● **Text passage**
** start **
But a recent poll from the Polarization Research Lab shows those same lefties making a sudden and striking turn. At the start of 2024, liberals and conservatives were nearly identical in their lukewarm support for unrestricted trade—about 20 percent each in favor. Following President Donald Trump's electoral win and renewed protectionist rhetoric, liberal support has more than doubled to over 40 percent.

Some analysts see this as classic negative partisanship: Democrats embracing
trade mostly because Trump doesn't. Others—such as the lab's director, Sean Westwood—argue the shift is pragmatic rather than tribal: an economic reaction to market instability and broader uncertainty, not just a red vs. blue reflex. Either way, the political winds around trade are blowing harder than ever, and not always with reasoned consistency.

In the same breath, Americans have told Harvard CAPS/Harris pollsters that they love free trade (84 percent support it!) and also that they think tariffs are necessary to protect U.S. jobs (66 percent agree). This cognitive dissonance is often rationalized by imagining tariffs as a clever bit of short-term gamesmanship—leverage to force other countries, particularly China, to lower their barriers. But Trump didn't run on a strategic, time-
limited tariff plan; he ran on permanent economic nationalism. Despite the populist bluster, the same poll finds only 45 percent of Americans actually approve of his tariff agenda and just 41 percent back his inflation record.
** end **
● **What you will do**
1 > Can you copy the passage on trade polling word for word, between "But a recent" and "over 40 percent.", inclusive?
2 > Would you pick up the passage on American attitudes toward trade and tariffs after its final sentence and carry it forward?

● **Supplied data**
** start **
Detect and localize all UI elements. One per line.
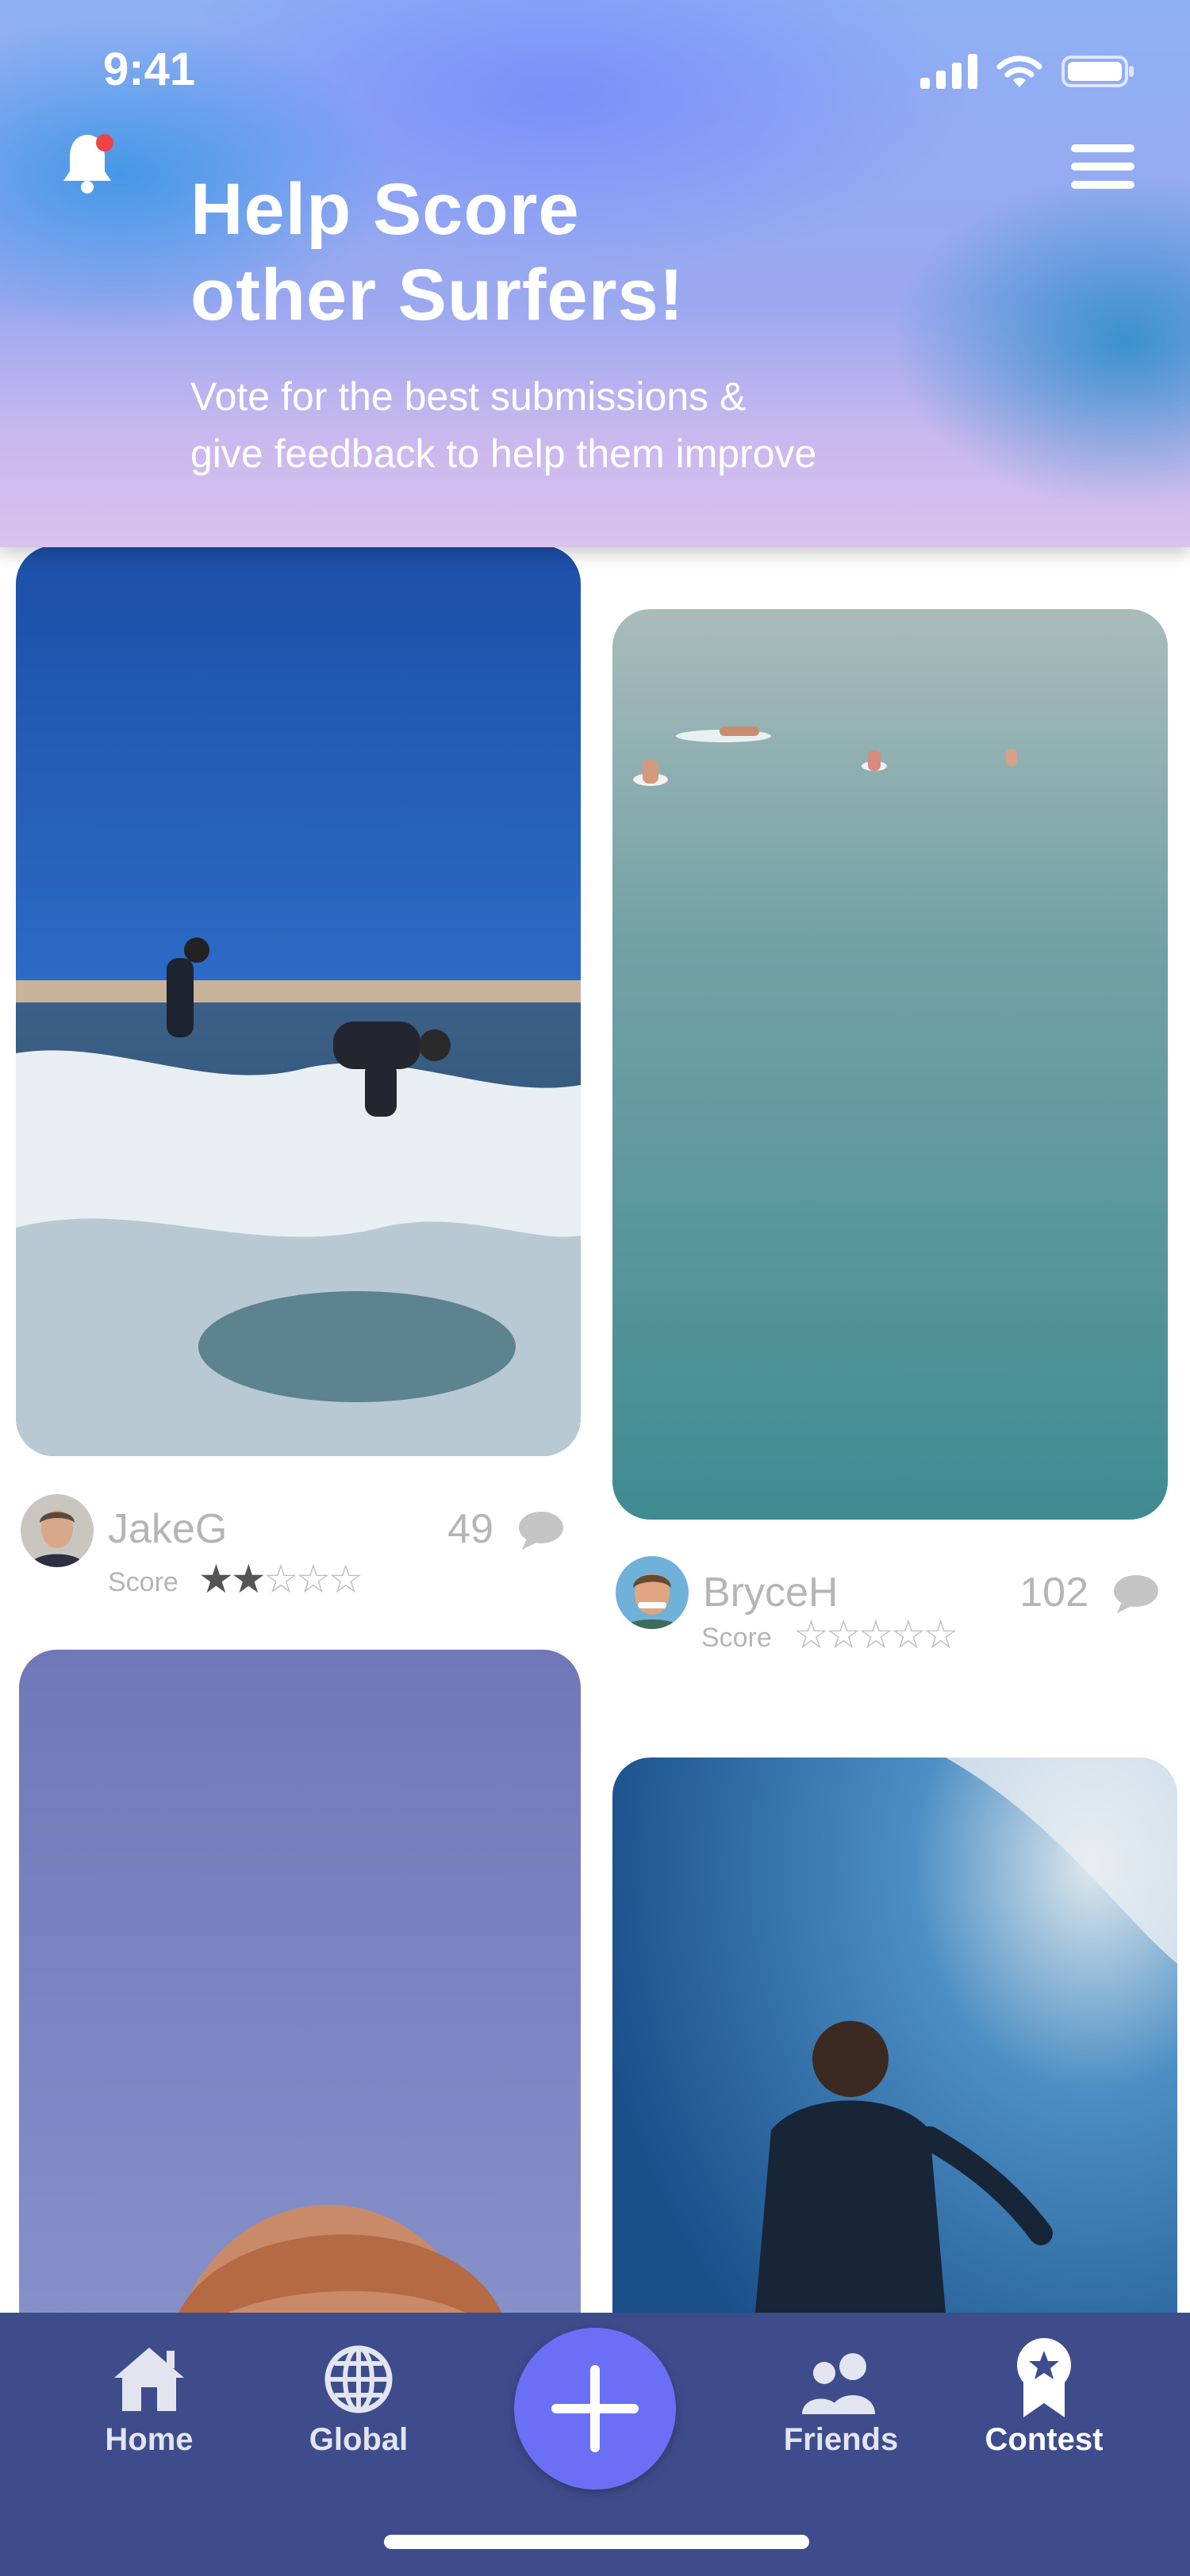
** end **
● **The responses**
1 >
But a recent poll from the Polarization Research Lab shows those same lefties making a sudden and striking turn. At the start of 2024, liberals and conservatives were nearly identical in their lukewarm support for unrestricted trade—about 20 percent each in favor. Following President Donald Trump's electoral win and renewed protectionist rhetoric, liberal support has more than doubled to over 40 percent.

2 >
While tariffs may not look ruinous in the macro—imports amount to only about 11 percent of American GDP—their ripple effects are real, jacking up domestic prices and scrambling supply chains in ways that make the economy feel chaotic even when the top-line numbers don't scream crisis yet.

This isn't the first time Americans have professed support for free trade while simultaneously endorsing protectionist measures. A 2024 Cato Institute/YouGov survey conducted while Joe Biden was still president highlighted this contradiction: While 63 percent of respondents favored increasing trade with other nations, a significant portion also supported tariffs on specific products, such as blue jeans, to boost domestic production. Yet this support waned when potential price increases were introduced into the poll questions: If the tariffs brought a $10 price hike, 66 percent were opposed. While the public may appreciate the abstract benefits of free trade, their support may be contingent on immediate economic impacts, particularly price sensitivity.

Today's newfound support for free trade seems to be less about discovering Adam Smith and more about discovering that protectionism might cost you your job at the chip fab, your vacation to Cabo, or your sweet deal on Amazon Basics. As The Washington Post recently reported, Republican primary voters seem increasingly wary of Trump's economic nationalism—not because they've seen the light on global economic cooperation, but because they're worried about the price tag. Meanwhile, Democrats are suddenly remembering that globalist wasn't always a slur.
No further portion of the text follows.